Print all of the entries exactly, minus the pictures.

» **ROWS**
>> begin

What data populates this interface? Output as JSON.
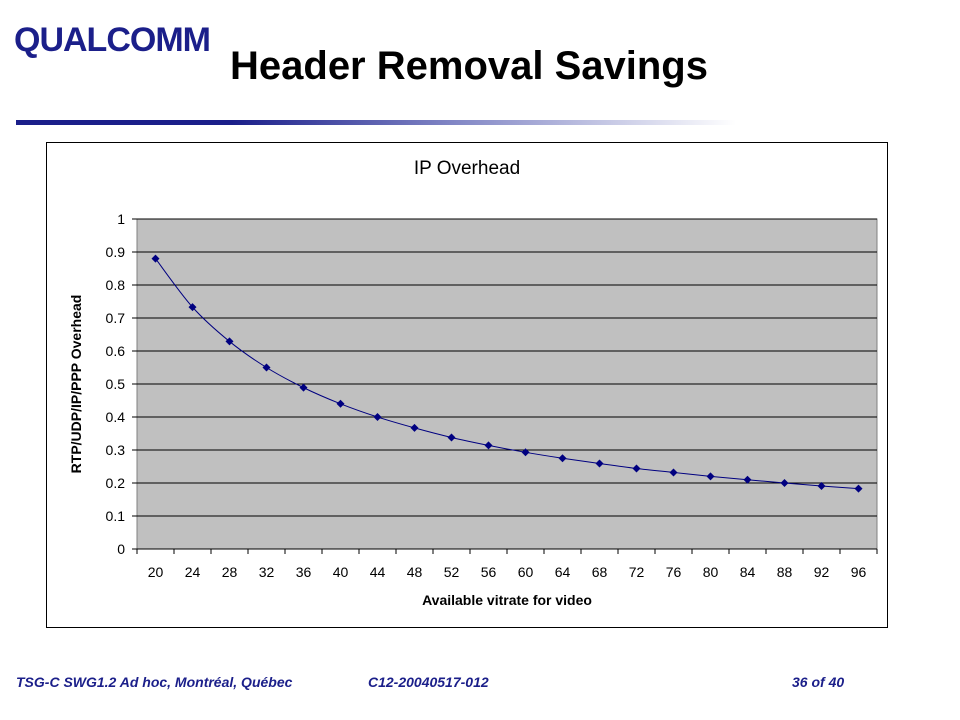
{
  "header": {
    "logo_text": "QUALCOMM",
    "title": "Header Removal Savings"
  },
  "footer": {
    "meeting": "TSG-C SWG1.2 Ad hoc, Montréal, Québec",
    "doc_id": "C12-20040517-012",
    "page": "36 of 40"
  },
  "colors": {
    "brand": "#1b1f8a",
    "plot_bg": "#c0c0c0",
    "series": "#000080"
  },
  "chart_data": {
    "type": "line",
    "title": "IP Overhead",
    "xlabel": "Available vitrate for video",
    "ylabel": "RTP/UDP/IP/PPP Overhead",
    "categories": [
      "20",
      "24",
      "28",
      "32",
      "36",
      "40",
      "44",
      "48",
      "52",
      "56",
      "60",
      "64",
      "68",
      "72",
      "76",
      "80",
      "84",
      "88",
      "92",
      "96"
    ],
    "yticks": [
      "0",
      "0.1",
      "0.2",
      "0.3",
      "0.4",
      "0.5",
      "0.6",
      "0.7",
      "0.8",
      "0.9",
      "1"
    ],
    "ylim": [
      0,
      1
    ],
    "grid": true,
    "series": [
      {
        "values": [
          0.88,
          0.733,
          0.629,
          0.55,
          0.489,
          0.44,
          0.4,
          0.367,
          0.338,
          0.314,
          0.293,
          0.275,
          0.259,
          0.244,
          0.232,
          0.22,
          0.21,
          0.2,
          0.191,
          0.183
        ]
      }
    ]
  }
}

>> end

» **SOLVED EXERCISE**
What data populates this interface? Output as JSON.
{
  "header": {
    "logo_text": "QUALCOMM",
    "title": "Header Removal Savings"
  },
  "footer": {
    "meeting": "TSG-C SWG1.2 Ad hoc, Montréal, Québec",
    "doc_id": "C12-20040517-012",
    "page": "36 of 40"
  },
  "colors": {
    "brand": "#1b1f8a",
    "plot_bg": "#c0c0c0",
    "series": "#000080"
  },
  "chart_data": {
    "type": "line",
    "title": "IP Overhead",
    "xlabel": "Available vitrate for video",
    "ylabel": "RTP/UDP/IP/PPP Overhead",
    "categories": [
      "20",
      "24",
      "28",
      "32",
      "36",
      "40",
      "44",
      "48",
      "52",
      "56",
      "60",
      "64",
      "68",
      "72",
      "76",
      "80",
      "84",
      "88",
      "92",
      "96"
    ],
    "yticks": [
      "0",
      "0.1",
      "0.2",
      "0.3",
      "0.4",
      "0.5",
      "0.6",
      "0.7",
      "0.8",
      "0.9",
      "1"
    ],
    "ylim": [
      0,
      1
    ],
    "grid": true,
    "series": [
      {
        "values": [
          0.88,
          0.733,
          0.629,
          0.55,
          0.489,
          0.44,
          0.4,
          0.367,
          0.338,
          0.314,
          0.293,
          0.275,
          0.259,
          0.244,
          0.232,
          0.22,
          0.21,
          0.2,
          0.191,
          0.183
        ]
      }
    ]
  }
}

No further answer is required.